Set problem:
Word for word, print each line of the listing below; pictures stay out.

Records for this exercise:
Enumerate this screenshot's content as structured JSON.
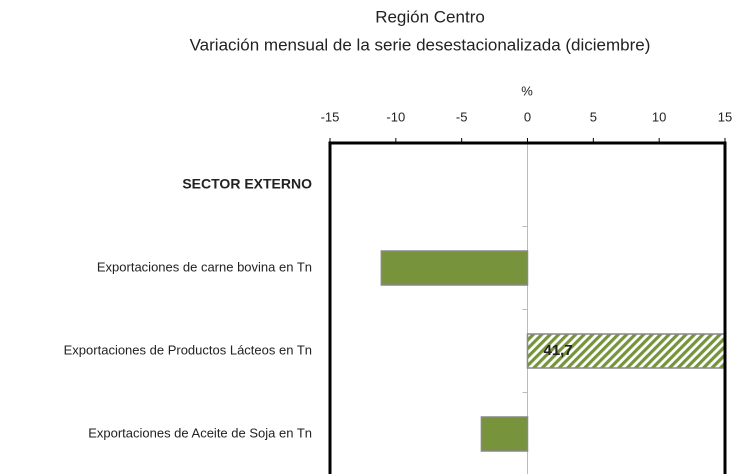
{
  "chart_data": {
    "type": "bar",
    "orientation": "horizontal",
    "title": "Región Centro",
    "subtitle": "Variación mensual de la serie desestacionalizada  (diciembre)",
    "x_label": "%",
    "categories": [
      "SECTOR EXTERNO",
      "Exportaciones de carne bovina en Tn",
      "Exportaciones de Productos Lácteos en Tn",
      "Exportaciones de Aceite de Soja en Tn"
    ],
    "values": [
      null,
      -11.1,
      41.7,
      -3.5
    ],
    "value_labels": [
      null,
      null,
      "41,7",
      null
    ],
    "color": "#77933c",
    "xlim": [
      -15,
      15
    ],
    "xticks": [
      -15,
      -10,
      -5,
      0,
      5,
      10,
      15
    ],
    "grid": false
  }
}
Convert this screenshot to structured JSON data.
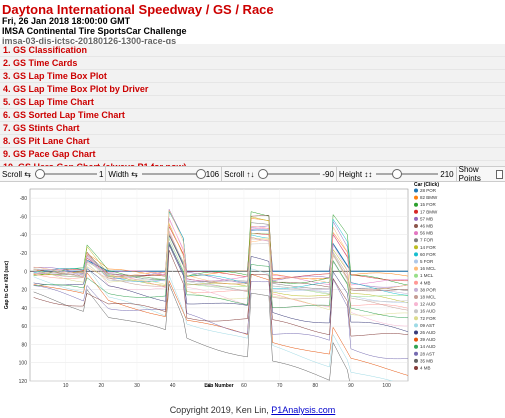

Result:
Enumerate this screenshot's content as structured JSON.
{
  "chart_data": {
    "type": "bar",
    "orientation": "horizontal",
    "title": "Región Centro",
    "subtitle": "Variación mensual de la serie desestacionalizada  (diciembre)",
    "x_label": "%",
    "categories": [
      "SECTOR EXTERNO",
      "Exportaciones de carne bovina en Tn",
      "Exportaciones de Productos Lácteos en Tn",
      "Exportaciones de Aceite de Soja en Tn"
    ],
    "values": [
      null,
      -11.1,
      41.7,
      -3.5
    ],
    "value_labels": [
      null,
      null,
      "41,7",
      null
    ],
    "color": "#77933c",
    "xlim": [
      -15,
      15
    ],
    "xticks": [
      -15,
      -10,
      -5,
      0,
      5,
      10,
      15
    ],
    "grid": false
  }
}
Convert this screenshot to structured JSON data.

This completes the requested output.